-- start of DATA SECTION --

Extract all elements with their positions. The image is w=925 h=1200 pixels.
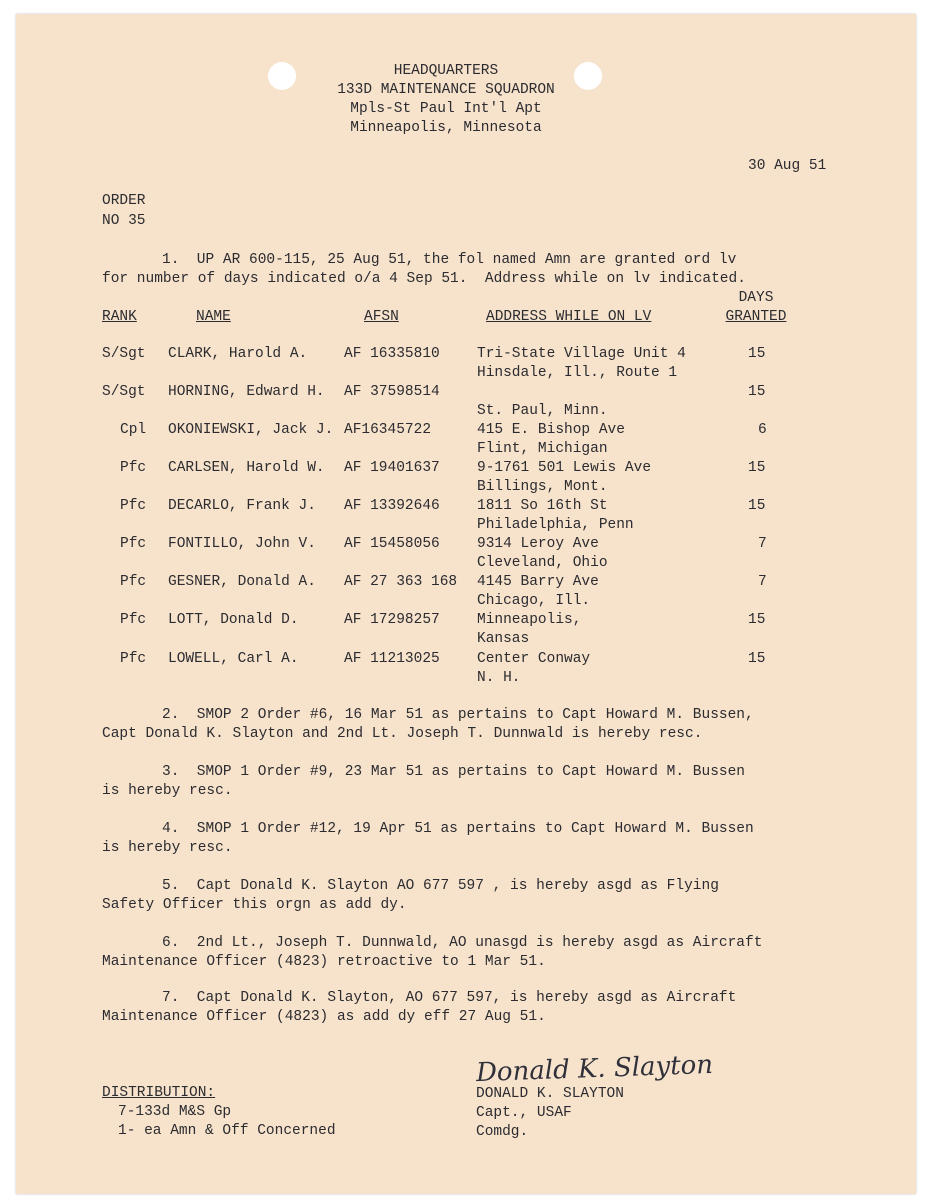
para2-line2: Capt Donald K. Slayton and 2nd Lt. Joseph T. Dunnwald is hereby resc. <box>102 726 703 742</box>
row-rank: Pfc <box>120 460 147 476</box>
row-address-line1: Tri-State Village Unit 4 <box>477 346 686 362</box>
distribution-line-2: 1- ea Amn & Off Concerned <box>118 1123 336 1139</box>
row-address-line1: 415 E. Bishop Ave <box>477 422 625 438</box>
para5-line1: 5. Capt Donald K. Slayton AO 677 597 , is hereby asgd as Flying <box>162 878 719 894</box>
row-rank: S/Sgt <box>102 384 146 400</box>
row-name: LOWELL, Carl A. <box>168 651 299 667</box>
signer-name: DONALD K. SLAYTON <box>476 1086 624 1102</box>
row-name: LOTT, Donald D. <box>168 612 299 628</box>
row-address-line2: Hinsdale, Ill., Route 1 <box>477 365 678 381</box>
header-days: DAYS <box>738 290 774 306</box>
row-rank: Pfc <box>120 536 147 552</box>
row-days: 15 <box>748 651 766 667</box>
para7-line1: 7. Capt Donald K. Slayton, AO 677 597, is hereby asgd as Aircraft <box>162 990 737 1006</box>
para4-line2: is hereby resc. <box>102 840 233 856</box>
header-granted: GRANTED <box>725 309 787 325</box>
row-days: 7 <box>758 536 767 552</box>
header-line-2: 133D MAINTENANCE SQUADRON <box>337 82 555 98</box>
row-rank: S/Sgt <box>102 346 146 362</box>
row-rank: Pfc <box>120 651 147 667</box>
distribution-label: DISTRIBUTION: <box>102 1085 216 1101</box>
row-address-line2: Chicago, Ill. <box>477 593 591 609</box>
header-name: NAME <box>196 309 231 325</box>
order-number: NO 35 <box>102 213 146 229</box>
row-address-line2: Cleveland, Ohio <box>477 555 608 571</box>
row-afsn: AF 11213025 <box>344 651 440 667</box>
signer-rank: Capt., USAF <box>476 1105 572 1121</box>
row-name: DECARLO, Frank J. <box>168 498 316 514</box>
row-days: 15 <box>748 384 766 400</box>
row-address-line2: Philadelphia, Penn <box>477 517 634 533</box>
row-days: 6 <box>758 422 767 438</box>
row-afsn: AF 13392646 <box>344 498 440 514</box>
row-days: 15 <box>748 498 766 514</box>
header-line-3: Mpls-St Paul Int'l Apt <box>350 101 542 117</box>
handwritten-signature: Donald K. Slayton <box>475 1049 714 1089</box>
header-rank: RANK <box>102 309 137 325</box>
header-line-4: Minneapolis, Minnesota <box>350 120 542 136</box>
para7-line2: Maintenance Officer (4823) as add dy eff 27 Aug 51. <box>102 1009 546 1025</box>
row-name: GESNER, Donald A. <box>168 574 316 590</box>
para6-line2: Maintenance Officer (4823) retroactive to 1 Mar 51. <box>102 954 546 970</box>
row-address-line2: Flint, Michigan <box>477 441 608 457</box>
para2-line1: 2. SMOP 2 Order #6, 16 Mar 51 as pertains to Capt Howard M. Bussen, <box>162 707 754 723</box>
row-address-line2: St. Paul, Minn. <box>477 403 608 419</box>
header-afsn: AFSN <box>364 309 399 325</box>
para3-line1: 3. SMOP 1 Order #9, 23 Mar 51 as pertains to Capt Howard M. Bussen <box>162 764 745 780</box>
para5-line2: Safety Officer this orgn as add dy. <box>102 897 407 913</box>
row-afsn: AF 19401637 <box>344 460 440 476</box>
para6-line1: 6. 2nd Lt., Joseph T. Dunnwald, AO unasgd is hereby asgd as Aircraft <box>162 935 763 951</box>
para1-line2: for number of days indicated o/a 4 Sep 51. Address while on lv indicated. <box>102 271 746 287</box>
row-afsn: AF 27 363 168 <box>344 574 458 590</box>
row-address-line1: 1811 So 16th St <box>477 498 608 514</box>
row-address-line1: 9-1761 501 Lewis Ave <box>477 460 652 476</box>
row-afsn: AF 16335810 <box>344 346 440 362</box>
row-rank: Pfc <box>120 574 147 590</box>
row-address-line1: 9314 Leroy Ave <box>477 536 599 552</box>
row-name: FONTILLO, John V. <box>168 536 316 552</box>
row-address-line1: Center Conway <box>477 651 591 667</box>
para1-line1: 1. UP AR 600-115, 25 Aug 51, the fol named Amn are granted ord lv <box>162 252 737 268</box>
header-address: ADDRESS WHILE ON LV <box>486 309 652 325</box>
row-address-line2: N. H. <box>477 670 521 686</box>
row-name: HORNING, Edward H. <box>168 384 325 400</box>
header-line-1: HEADQUARTERS <box>393 63 499 79</box>
distribution-line-1: 7-133d M&S Gp <box>118 1104 232 1120</box>
row-afsn: AF 17298257 <box>344 612 440 628</box>
signer-role: Comdg. <box>476 1124 529 1140</box>
row-name: CLARK, Harold A. <box>168 346 308 362</box>
row-address-line2: Billings, Mont. <box>477 479 608 495</box>
row-days: 15 <box>748 612 766 628</box>
row-address-line2: Kansas <box>477 631 530 647</box>
row-name: OKONIEWSKI, Jack J. <box>168 422 334 438</box>
para3-line2: is hereby resc. <box>102 783 233 799</box>
row-rank: Cpl <box>120 422 147 438</box>
row-address-line1: 4145 Barry Ave <box>477 574 599 590</box>
row-address-line1: Minneapolis, <box>477 612 582 628</box>
row-afsn: AF16345722 <box>344 422 432 438</box>
row-afsn: AF 37598514 <box>344 384 440 400</box>
row-days: 15 <box>748 346 766 362</box>
row-days: 7 <box>758 574 767 590</box>
document-page <box>16 14 916 1194</box>
order-date: 30 Aug 51 <box>748 158 827 174</box>
order-label: ORDER <box>102 193 146 209</box>
row-name: CARLSEN, Harold W. <box>168 460 325 476</box>
row-days: 15 <box>748 460 766 476</box>
para4-line1: 4. SMOP 1 Order #12, 19 Apr 51 as pertains to Capt Howard M. Bussen <box>162 821 754 837</box>
row-rank: Pfc <box>120 498 147 514</box>
row-rank: Pfc <box>120 612 147 628</box>
row-afsn: AF 15458056 <box>344 536 440 552</box>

-- end of DATA SECTION --

> **STATED PROBLEM**:
Copy every one of the rows above character for character, and leave the pictures out of your copy.

> **COMPLETE ANSWER**:
Extract all elements with their positions. The image is w=925 h=1200 pixels.
para2-line2: Capt Donald K. Slayton and 2nd Lt. Joseph T. Dunnwald is hereby resc. <box>102 726 703 742</box>
row-rank: Pfc <box>120 460 147 476</box>
row-address-line1: Tri-State Village Unit 4 <box>477 346 686 362</box>
distribution-line-2: 1- ea Amn & Off Concerned <box>118 1123 336 1139</box>
row-address-line1: 415 E. Bishop Ave <box>477 422 625 438</box>
para5-line1: 5. Capt Donald K. Slayton AO 677 597 , is hereby asgd as Flying <box>162 878 719 894</box>
row-rank: S/Sgt <box>102 384 146 400</box>
row-name: LOWELL, Carl A. <box>168 651 299 667</box>
signer-name: DONALD K. SLAYTON <box>476 1086 624 1102</box>
row-name: LOTT, Donald D. <box>168 612 299 628</box>
row-address-line2: Hinsdale, Ill., Route 1 <box>477 365 678 381</box>
header-days: DAYS <box>738 290 774 306</box>
row-rank: Pfc <box>120 536 147 552</box>
row-days: 15 <box>748 651 766 667</box>
para7-line1: 7. Capt Donald K. Slayton, AO 677 597, is hereby asgd as Aircraft <box>162 990 737 1006</box>
para4-line2: is hereby resc. <box>102 840 233 856</box>
header-granted: GRANTED <box>725 309 787 325</box>
row-days: 7 <box>758 536 767 552</box>
header-line-2: 133D MAINTENANCE SQUADRON <box>337 82 555 98</box>
row-rank: S/Sgt <box>102 346 146 362</box>
row-rank: Pfc <box>120 651 147 667</box>
distribution-label: DISTRIBUTION: <box>102 1085 216 1101</box>
row-address-line2: Chicago, Ill. <box>477 593 591 609</box>
header-name: NAME <box>196 309 231 325</box>
order-number: NO 35 <box>102 213 146 229</box>
row-address-line2: Cleveland, Ohio <box>477 555 608 571</box>
row-afsn: AF 11213025 <box>344 651 440 667</box>
signer-rank: Capt., USAF <box>476 1105 572 1121</box>
row-name: DECARLO, Frank J. <box>168 498 316 514</box>
row-days: 15 <box>748 384 766 400</box>
row-address-line2: Philadelphia, Penn <box>477 517 634 533</box>
row-days: 6 <box>758 422 767 438</box>
row-afsn: AF 13392646 <box>344 498 440 514</box>
row-days: 15 <box>748 498 766 514</box>
header-line-3: Mpls-St Paul Int'l Apt <box>350 101 542 117</box>
handwritten-signature: Donald K. Slayton <box>475 1049 714 1089</box>
header-rank: RANK <box>102 309 137 325</box>
header-line-4: Minneapolis, Minnesota <box>350 120 542 136</box>
para7-line2: Maintenance Officer (4823) as add dy eff 27 Aug 51. <box>102 1009 546 1025</box>
row-name: GESNER, Donald A. <box>168 574 316 590</box>
para6-line2: Maintenance Officer (4823) retroactive to 1 Mar 51. <box>102 954 546 970</box>
row-address-line2: Flint, Michigan <box>477 441 608 457</box>
para2-line1: 2. SMOP 2 Order #6, 16 Mar 51 as pertains to Capt Howard M. Bussen, <box>162 707 754 723</box>
row-address-line2: St. Paul, Minn. <box>477 403 608 419</box>
header-afsn: AFSN <box>364 309 399 325</box>
para3-line1: 3. SMOP 1 Order #9, 23 Mar 51 as pertains to Capt Howard M. Bussen <box>162 764 745 780</box>
para5-line2: Safety Officer this orgn as add dy. <box>102 897 407 913</box>
row-afsn: AF 19401637 <box>344 460 440 476</box>
para6-line1: 6. 2nd Lt., Joseph T. Dunnwald, AO unasgd is hereby asgd as Aircraft <box>162 935 763 951</box>
para1-line2: for number of days indicated o/a 4 Sep 51. Address while on lv indicated. <box>102 271 746 287</box>
row-afsn: AF 27 363 168 <box>344 574 458 590</box>
row-address-line1: 1811 So 16th St <box>477 498 608 514</box>
row-address-line1: 9-1761 501 Lewis Ave <box>477 460 652 476</box>
row-afsn: AF 16335810 <box>344 346 440 362</box>
row-rank: Pfc <box>120 574 147 590</box>
row-address-line1: 9314 Leroy Ave <box>477 536 599 552</box>
row-name: FONTILLO, John V. <box>168 536 316 552</box>
row-address-line1: Center Conway <box>477 651 591 667</box>
para1-line1: 1. UP AR 600-115, 25 Aug 51, the fol named Amn are granted ord lv <box>162 252 737 268</box>
header-address: ADDRESS WHILE ON LV <box>486 309 652 325</box>
row-address-line2: N. H. <box>477 670 521 686</box>
row-name: HORNING, Edward H. <box>168 384 325 400</box>
header-line-1: HEADQUARTERS <box>393 63 499 79</box>
distribution-line-1: 7-133d M&S Gp <box>118 1104 232 1120</box>
row-afsn: AF 17298257 <box>344 612 440 628</box>
signer-role: Comdg. <box>476 1124 529 1140</box>
row-name: CLARK, Harold A. <box>168 346 308 362</box>
row-address-line2: Billings, Mont. <box>477 479 608 495</box>
row-days: 15 <box>748 612 766 628</box>
row-address-line2: Kansas <box>477 631 530 647</box>
row-name: OKONIEWSKI, Jack J. <box>168 422 334 438</box>
para3-line2: is hereby resc. <box>102 783 233 799</box>
row-rank: Cpl <box>120 422 147 438</box>
row-address-line1: 4145 Barry Ave <box>477 574 599 590</box>
row-address-line1: Minneapolis, <box>477 612 582 628</box>
row-afsn: AF16345722 <box>344 422 432 438</box>
row-afsn: AF 37598514 <box>344 384 440 400</box>
row-days: 15 <box>748 346 766 362</box>
row-days: 7 <box>758 574 767 590</box>
document-page <box>16 14 916 1194</box>
order-date: 30 Aug 51 <box>748 158 827 174</box>
order-label: ORDER <box>102 193 146 209</box>
row-name: CARLSEN, Harold W. <box>168 460 325 476</box>
row-days: 15 <box>748 460 766 476</box>
para4-line1: 4. SMOP 1 Order #12, 19 Apr 51 as pertains to Capt Howard M. Bussen <box>162 821 754 837</box>
row-rank: Pfc <box>120 498 147 514</box>
row-rank: Pfc <box>120 612 147 628</box>
row-afsn: AF 15458056 <box>344 536 440 552</box>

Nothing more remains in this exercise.